**MATERIAL FOR THIS EXERCISE**
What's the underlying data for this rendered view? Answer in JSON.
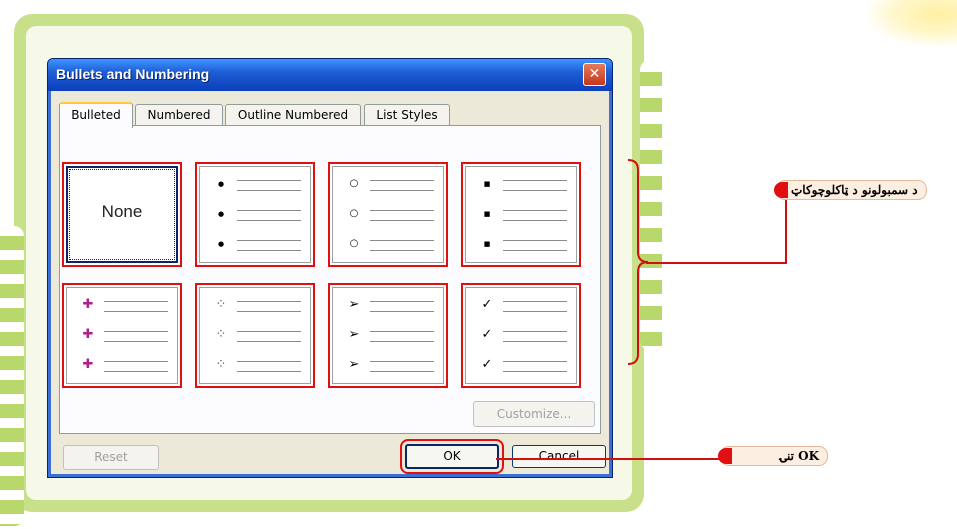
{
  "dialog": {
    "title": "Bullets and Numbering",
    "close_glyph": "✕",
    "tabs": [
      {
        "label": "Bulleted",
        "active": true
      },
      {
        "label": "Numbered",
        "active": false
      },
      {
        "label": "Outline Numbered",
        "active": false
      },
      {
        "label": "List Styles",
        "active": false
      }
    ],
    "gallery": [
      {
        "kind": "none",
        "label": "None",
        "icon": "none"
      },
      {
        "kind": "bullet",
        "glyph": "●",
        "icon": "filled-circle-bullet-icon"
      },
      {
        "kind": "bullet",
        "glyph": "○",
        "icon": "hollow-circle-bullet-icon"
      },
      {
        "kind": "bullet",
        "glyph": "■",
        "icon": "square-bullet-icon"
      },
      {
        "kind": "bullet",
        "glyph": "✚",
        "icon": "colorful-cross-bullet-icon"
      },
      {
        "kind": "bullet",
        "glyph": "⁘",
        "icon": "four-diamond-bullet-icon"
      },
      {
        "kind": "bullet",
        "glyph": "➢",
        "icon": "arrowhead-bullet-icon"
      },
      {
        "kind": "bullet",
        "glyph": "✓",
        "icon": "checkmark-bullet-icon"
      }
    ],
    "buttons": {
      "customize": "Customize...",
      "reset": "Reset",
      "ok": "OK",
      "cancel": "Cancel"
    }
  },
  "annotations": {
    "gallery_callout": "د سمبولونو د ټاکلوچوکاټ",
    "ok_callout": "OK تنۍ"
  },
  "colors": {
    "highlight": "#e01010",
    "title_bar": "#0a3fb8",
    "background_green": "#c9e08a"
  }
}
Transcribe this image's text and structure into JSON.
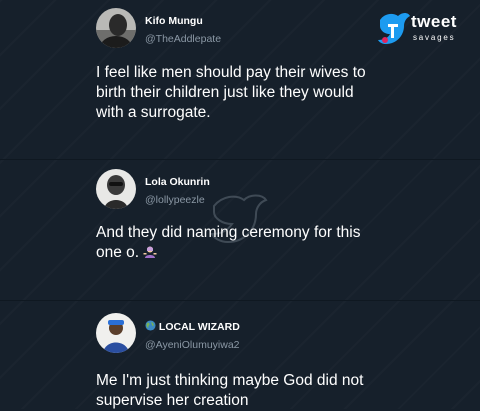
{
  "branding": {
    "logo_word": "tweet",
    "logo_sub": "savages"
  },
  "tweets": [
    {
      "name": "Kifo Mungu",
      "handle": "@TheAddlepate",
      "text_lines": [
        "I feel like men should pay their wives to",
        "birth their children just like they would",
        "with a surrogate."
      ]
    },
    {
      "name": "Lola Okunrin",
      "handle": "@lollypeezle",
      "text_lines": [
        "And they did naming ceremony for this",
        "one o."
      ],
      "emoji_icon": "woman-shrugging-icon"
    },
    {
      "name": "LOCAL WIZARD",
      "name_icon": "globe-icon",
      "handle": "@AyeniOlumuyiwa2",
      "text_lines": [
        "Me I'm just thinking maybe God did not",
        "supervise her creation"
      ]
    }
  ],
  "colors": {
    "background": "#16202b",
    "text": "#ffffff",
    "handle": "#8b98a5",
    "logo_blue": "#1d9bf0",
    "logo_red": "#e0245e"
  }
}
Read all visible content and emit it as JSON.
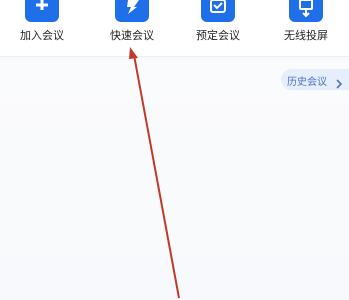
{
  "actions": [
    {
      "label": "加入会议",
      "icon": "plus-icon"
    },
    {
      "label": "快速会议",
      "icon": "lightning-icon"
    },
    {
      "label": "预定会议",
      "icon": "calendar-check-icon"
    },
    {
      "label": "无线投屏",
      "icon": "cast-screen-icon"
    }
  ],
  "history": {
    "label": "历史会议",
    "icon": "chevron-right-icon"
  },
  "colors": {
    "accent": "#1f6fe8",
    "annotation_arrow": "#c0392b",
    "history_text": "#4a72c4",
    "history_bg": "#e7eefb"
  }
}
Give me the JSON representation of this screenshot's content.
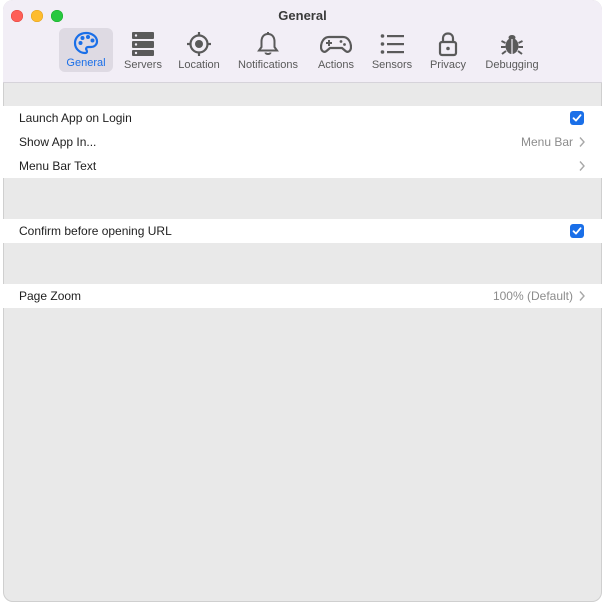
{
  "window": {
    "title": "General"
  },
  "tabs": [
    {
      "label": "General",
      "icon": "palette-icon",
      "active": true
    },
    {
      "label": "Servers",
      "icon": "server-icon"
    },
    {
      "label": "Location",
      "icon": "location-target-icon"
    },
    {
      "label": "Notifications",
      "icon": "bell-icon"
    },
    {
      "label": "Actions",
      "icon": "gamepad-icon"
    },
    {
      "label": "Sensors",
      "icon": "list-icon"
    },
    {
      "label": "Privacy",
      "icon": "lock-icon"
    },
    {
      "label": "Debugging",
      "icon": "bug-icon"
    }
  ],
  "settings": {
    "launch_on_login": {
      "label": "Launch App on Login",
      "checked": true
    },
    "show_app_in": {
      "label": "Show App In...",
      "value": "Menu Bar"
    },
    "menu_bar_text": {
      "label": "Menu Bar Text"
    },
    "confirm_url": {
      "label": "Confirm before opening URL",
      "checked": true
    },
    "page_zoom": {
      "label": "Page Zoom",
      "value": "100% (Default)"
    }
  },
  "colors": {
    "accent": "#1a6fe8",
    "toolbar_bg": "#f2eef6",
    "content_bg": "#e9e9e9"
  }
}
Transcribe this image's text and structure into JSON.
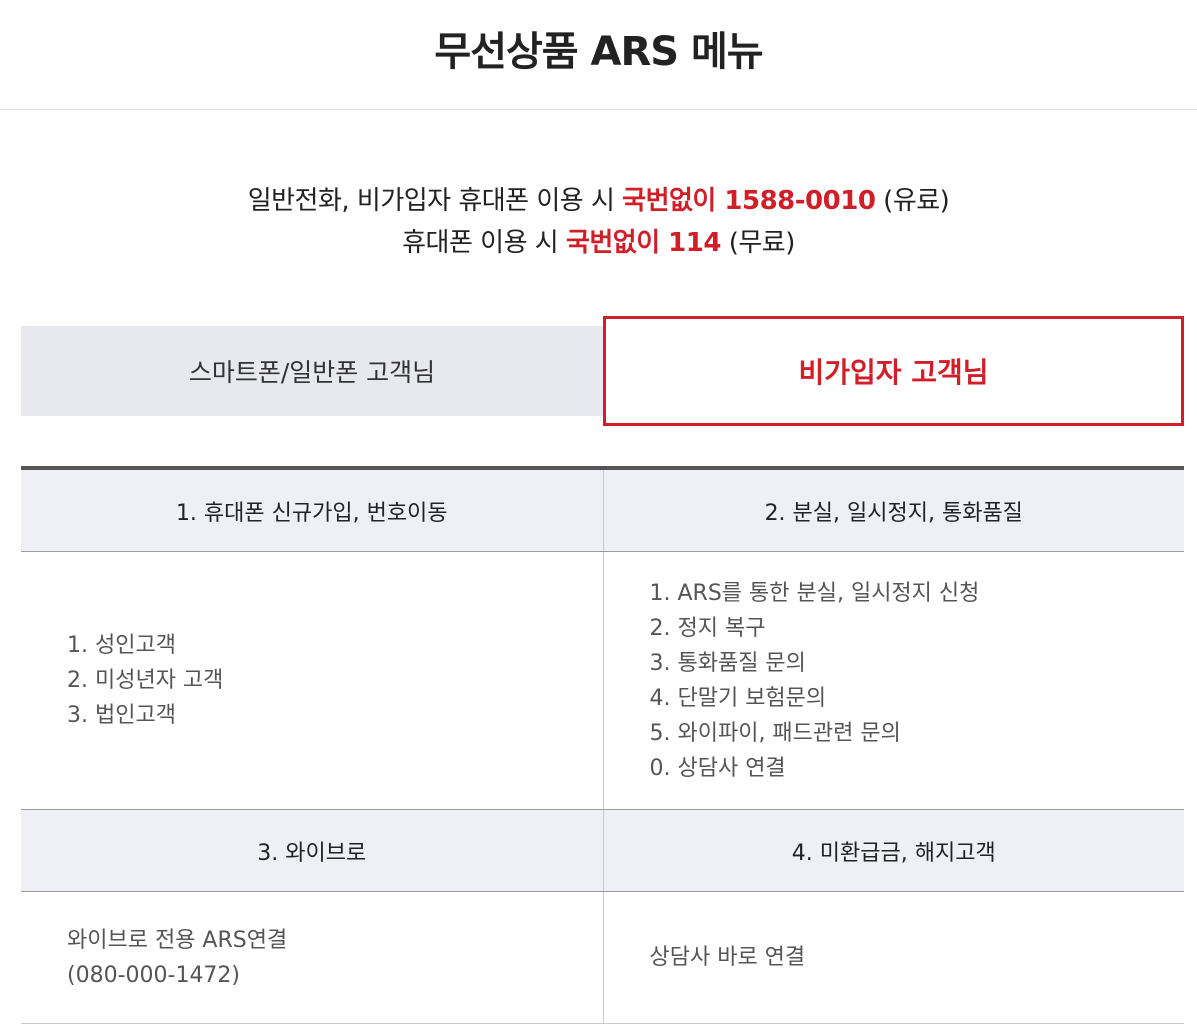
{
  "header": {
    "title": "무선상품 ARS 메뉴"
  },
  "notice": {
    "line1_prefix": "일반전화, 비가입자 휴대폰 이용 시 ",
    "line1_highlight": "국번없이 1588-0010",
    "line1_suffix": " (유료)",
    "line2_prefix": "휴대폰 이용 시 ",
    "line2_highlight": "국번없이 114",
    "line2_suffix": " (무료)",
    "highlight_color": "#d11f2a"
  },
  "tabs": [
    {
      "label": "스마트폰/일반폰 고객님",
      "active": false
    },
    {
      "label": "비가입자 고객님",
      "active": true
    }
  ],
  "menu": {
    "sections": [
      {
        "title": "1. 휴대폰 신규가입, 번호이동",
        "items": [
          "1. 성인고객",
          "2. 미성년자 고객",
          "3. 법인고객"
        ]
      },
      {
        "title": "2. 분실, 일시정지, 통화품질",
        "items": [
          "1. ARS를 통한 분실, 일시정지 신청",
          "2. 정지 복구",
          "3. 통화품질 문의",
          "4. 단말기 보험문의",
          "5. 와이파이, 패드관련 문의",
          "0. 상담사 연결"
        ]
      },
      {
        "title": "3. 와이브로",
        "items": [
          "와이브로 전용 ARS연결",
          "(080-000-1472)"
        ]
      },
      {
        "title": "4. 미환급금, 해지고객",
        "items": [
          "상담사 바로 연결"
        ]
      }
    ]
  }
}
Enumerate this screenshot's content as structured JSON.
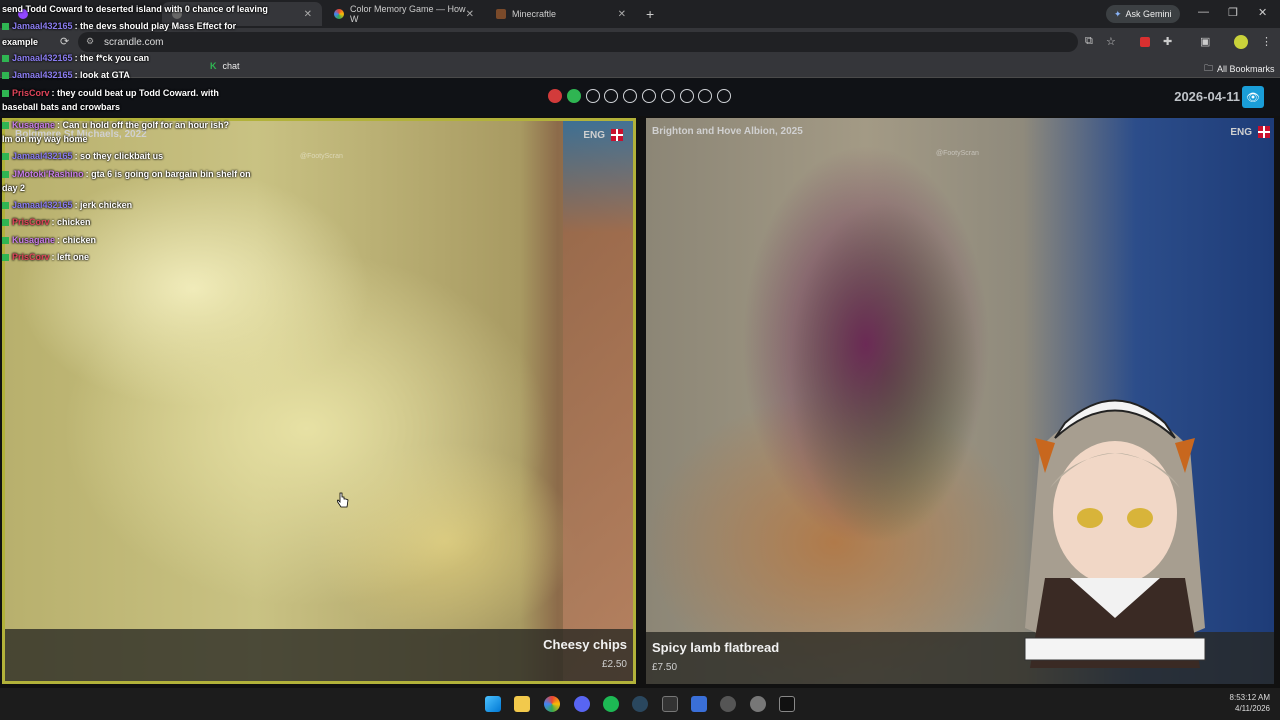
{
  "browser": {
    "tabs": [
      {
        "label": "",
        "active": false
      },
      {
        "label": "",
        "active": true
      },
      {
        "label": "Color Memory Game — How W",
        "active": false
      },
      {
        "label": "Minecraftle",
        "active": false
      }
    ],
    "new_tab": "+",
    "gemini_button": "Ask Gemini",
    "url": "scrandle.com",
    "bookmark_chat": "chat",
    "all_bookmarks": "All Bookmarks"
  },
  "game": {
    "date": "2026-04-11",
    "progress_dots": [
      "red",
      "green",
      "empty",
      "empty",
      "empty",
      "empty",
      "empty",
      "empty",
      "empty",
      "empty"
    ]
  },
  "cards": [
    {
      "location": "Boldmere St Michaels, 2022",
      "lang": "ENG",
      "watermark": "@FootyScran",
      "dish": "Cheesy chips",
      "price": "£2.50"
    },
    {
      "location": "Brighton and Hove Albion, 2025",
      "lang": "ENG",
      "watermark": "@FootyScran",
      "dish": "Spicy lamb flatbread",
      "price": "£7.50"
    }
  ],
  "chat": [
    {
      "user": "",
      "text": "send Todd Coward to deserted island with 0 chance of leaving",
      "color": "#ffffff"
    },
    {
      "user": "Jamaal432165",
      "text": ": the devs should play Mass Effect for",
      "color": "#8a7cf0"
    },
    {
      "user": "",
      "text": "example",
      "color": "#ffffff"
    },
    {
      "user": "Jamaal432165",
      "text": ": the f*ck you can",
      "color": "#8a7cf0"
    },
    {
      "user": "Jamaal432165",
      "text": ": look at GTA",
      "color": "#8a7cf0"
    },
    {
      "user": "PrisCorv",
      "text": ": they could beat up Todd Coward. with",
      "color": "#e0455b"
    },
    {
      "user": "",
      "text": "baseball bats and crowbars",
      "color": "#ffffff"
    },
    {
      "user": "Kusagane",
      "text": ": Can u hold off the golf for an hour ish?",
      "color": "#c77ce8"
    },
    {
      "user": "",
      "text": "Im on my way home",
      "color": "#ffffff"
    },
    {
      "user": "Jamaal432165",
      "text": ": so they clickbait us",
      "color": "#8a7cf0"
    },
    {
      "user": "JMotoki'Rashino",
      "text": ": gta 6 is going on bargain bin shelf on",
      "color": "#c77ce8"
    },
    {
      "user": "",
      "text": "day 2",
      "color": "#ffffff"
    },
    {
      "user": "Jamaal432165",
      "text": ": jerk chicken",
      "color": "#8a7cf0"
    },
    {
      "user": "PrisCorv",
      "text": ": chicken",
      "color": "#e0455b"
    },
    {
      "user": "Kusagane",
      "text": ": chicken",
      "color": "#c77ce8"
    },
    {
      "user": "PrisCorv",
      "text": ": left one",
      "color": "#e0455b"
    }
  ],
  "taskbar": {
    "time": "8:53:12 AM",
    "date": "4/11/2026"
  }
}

**AIM OF THE TASK**
Select and copy each line from the data that includes the word "dish".

**FULL SOLUTION**
      "dish": "Cheesy chips",
      "dish": "Spicy lamb flatbread",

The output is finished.